--- EXTRACTED ENTRIES Enclosed Below ---

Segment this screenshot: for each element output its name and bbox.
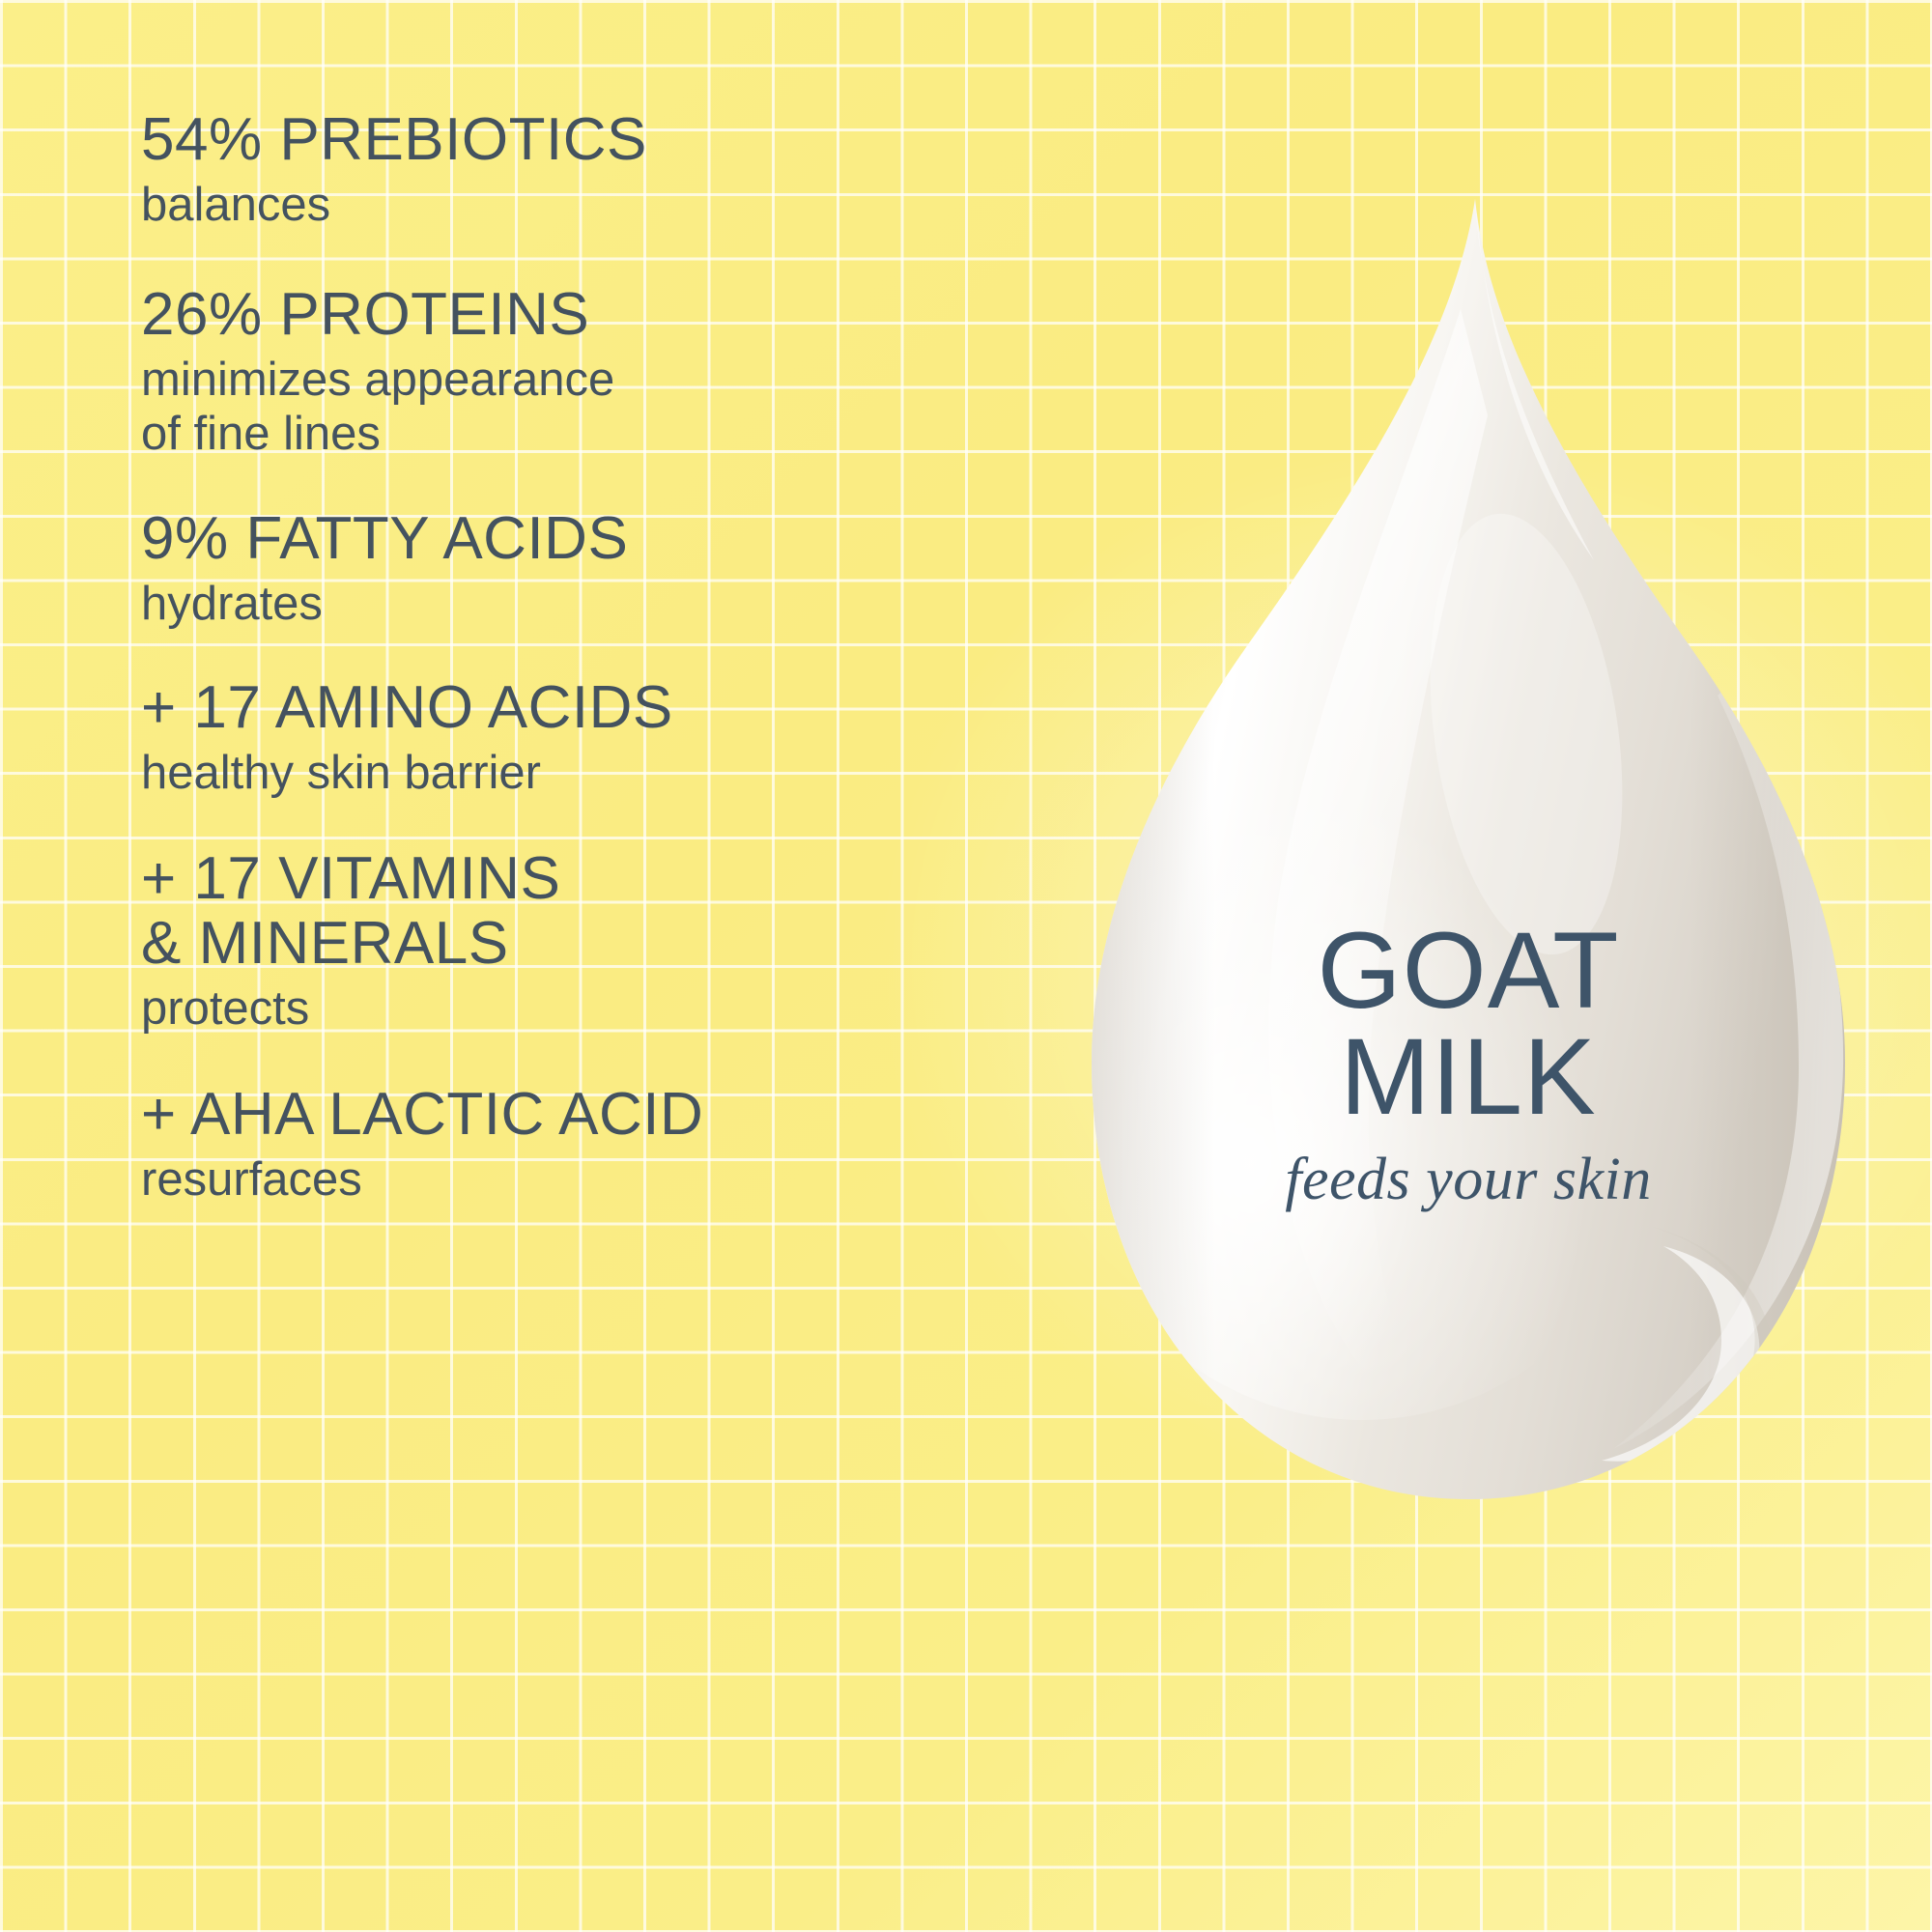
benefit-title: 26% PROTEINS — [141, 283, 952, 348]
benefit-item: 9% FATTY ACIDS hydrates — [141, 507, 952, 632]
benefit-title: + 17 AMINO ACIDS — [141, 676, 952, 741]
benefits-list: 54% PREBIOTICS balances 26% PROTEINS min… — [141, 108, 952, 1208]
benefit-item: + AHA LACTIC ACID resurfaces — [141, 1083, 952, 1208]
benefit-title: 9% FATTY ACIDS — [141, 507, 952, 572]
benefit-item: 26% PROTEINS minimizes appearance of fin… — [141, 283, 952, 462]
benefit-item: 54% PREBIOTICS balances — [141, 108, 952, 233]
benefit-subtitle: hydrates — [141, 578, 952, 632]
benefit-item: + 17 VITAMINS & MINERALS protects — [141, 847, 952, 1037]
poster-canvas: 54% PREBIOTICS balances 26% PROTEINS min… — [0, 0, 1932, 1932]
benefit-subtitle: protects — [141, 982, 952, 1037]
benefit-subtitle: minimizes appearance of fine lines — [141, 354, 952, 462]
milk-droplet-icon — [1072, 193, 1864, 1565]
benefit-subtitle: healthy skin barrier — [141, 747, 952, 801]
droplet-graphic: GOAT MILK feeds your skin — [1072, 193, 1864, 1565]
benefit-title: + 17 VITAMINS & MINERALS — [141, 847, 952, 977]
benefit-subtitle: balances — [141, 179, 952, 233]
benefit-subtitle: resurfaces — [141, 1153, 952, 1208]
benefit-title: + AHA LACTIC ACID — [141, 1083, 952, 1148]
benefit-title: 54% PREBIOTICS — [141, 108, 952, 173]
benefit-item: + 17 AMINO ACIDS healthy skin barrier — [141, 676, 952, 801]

--- End of Enclosed EXTRACTED ENTRIES ---

= ACTIVITY =
Count the lines in the records above that contain the word "FATTY", and reply with that number alone.

= RESULT FOR THIS EXERCISE =
2